# WHAT THE TASK REQUIRES
Pick out the lines in the listing below that contain the word "陸上自衛隊" and copy them.

# Collection entries
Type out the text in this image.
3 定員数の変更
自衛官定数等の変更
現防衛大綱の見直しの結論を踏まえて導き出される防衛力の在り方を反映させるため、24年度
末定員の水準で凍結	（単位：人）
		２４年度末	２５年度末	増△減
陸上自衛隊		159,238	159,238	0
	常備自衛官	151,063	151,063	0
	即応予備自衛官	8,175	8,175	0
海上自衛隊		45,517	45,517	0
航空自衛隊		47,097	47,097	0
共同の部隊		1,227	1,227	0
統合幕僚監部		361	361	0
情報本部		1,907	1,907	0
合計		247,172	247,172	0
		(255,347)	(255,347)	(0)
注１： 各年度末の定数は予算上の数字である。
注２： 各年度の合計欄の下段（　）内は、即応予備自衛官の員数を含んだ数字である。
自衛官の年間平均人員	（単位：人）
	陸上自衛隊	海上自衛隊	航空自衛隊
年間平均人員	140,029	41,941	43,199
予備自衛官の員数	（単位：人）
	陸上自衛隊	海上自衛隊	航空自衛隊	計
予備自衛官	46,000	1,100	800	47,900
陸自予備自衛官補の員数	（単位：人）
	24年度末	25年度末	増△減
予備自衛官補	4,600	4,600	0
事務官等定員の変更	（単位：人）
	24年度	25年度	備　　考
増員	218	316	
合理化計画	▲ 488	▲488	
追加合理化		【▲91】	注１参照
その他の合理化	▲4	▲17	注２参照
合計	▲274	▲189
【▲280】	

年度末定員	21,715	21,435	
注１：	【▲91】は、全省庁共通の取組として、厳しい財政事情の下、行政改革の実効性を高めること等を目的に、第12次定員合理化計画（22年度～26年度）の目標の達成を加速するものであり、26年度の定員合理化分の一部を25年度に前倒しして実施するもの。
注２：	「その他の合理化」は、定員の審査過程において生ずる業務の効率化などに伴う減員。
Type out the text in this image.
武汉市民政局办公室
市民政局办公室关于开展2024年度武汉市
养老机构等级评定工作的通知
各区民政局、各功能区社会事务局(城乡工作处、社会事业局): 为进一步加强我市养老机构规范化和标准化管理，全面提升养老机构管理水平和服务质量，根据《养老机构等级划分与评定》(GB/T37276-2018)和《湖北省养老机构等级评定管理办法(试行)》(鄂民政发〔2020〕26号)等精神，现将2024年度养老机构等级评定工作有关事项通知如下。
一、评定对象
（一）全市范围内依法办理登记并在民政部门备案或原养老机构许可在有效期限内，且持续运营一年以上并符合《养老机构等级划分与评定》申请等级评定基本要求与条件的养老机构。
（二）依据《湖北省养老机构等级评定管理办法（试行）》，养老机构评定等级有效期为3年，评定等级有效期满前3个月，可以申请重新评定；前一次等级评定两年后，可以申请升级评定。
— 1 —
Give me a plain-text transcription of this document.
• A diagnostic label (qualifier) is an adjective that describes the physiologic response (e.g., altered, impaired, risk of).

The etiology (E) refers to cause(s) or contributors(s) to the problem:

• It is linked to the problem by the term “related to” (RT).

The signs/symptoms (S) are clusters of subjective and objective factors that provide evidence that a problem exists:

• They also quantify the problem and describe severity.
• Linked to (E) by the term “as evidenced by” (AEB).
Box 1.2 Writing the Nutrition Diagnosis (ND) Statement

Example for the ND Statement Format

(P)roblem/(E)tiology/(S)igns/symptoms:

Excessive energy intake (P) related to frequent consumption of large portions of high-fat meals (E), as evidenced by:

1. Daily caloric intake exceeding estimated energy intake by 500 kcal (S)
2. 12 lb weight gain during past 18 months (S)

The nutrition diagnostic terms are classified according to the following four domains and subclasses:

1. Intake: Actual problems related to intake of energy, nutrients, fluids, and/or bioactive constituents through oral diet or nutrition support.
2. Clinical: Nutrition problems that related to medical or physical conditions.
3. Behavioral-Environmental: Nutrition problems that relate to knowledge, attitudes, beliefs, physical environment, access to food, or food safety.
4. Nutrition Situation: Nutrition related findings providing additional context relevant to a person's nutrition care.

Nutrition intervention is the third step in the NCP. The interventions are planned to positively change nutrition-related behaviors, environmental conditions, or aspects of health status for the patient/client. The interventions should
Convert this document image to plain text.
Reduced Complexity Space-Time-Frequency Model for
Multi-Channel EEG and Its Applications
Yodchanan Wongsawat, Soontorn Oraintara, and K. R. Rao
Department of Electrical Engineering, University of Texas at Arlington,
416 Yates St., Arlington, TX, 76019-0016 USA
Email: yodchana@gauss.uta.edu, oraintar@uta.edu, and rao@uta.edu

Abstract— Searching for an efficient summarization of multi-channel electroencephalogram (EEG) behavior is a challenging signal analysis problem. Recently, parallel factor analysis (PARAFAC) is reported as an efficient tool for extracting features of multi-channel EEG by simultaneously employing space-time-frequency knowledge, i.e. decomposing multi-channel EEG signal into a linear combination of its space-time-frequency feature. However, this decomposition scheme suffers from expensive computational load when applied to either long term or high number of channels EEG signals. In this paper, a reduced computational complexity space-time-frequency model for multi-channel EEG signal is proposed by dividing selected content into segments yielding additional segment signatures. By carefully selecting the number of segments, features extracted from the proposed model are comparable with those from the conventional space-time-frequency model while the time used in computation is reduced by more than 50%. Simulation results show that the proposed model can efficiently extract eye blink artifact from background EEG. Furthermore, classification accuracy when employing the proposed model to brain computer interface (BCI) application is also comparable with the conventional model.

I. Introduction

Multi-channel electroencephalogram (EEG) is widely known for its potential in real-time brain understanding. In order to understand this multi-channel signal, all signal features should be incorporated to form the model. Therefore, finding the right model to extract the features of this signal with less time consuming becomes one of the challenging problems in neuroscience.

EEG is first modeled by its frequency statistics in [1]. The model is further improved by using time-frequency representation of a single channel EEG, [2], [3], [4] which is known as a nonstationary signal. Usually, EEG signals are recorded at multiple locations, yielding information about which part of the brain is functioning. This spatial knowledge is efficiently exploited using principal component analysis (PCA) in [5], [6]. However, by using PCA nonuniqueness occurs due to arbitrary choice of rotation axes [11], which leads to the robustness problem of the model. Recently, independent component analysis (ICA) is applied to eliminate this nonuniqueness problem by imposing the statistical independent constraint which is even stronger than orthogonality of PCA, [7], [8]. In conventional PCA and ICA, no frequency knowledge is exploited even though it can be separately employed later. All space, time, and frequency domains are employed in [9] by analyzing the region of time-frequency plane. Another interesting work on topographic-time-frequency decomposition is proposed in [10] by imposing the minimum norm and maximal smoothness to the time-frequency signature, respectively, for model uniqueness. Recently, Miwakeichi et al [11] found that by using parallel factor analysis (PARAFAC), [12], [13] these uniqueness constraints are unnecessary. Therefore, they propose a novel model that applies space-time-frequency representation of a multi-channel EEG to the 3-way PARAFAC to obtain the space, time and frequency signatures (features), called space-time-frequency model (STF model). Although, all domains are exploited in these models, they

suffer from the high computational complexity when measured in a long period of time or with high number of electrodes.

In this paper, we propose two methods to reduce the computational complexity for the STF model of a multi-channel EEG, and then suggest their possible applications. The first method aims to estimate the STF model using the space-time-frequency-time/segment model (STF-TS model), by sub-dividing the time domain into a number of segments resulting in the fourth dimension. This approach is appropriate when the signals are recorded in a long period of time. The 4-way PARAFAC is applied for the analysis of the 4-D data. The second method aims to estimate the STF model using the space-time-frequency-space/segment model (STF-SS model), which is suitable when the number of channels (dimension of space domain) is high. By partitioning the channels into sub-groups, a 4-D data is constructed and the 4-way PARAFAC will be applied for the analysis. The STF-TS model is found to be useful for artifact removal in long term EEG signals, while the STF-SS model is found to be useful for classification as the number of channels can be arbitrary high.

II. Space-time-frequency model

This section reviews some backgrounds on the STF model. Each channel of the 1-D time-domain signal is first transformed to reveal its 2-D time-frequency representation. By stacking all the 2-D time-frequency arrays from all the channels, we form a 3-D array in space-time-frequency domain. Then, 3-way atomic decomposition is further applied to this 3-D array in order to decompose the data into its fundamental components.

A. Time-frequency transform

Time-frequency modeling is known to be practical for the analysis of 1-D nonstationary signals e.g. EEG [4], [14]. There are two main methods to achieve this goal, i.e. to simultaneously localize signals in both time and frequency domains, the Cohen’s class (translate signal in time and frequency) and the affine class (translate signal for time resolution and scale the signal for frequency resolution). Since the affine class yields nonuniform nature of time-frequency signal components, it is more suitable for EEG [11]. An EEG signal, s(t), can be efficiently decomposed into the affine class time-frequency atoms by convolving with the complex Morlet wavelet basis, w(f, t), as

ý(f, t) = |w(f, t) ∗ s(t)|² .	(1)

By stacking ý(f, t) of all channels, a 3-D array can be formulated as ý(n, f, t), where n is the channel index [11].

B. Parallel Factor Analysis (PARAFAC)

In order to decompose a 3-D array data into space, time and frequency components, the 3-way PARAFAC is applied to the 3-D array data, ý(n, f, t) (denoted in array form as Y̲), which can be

# CORRECT RESPONSE
陸上自衛隊		159,238	159,238	0
	陸上自衛隊	海上自衛隊	航空自衛隊
	陸上自衛隊	海上自衛隊	航空自衛隊	計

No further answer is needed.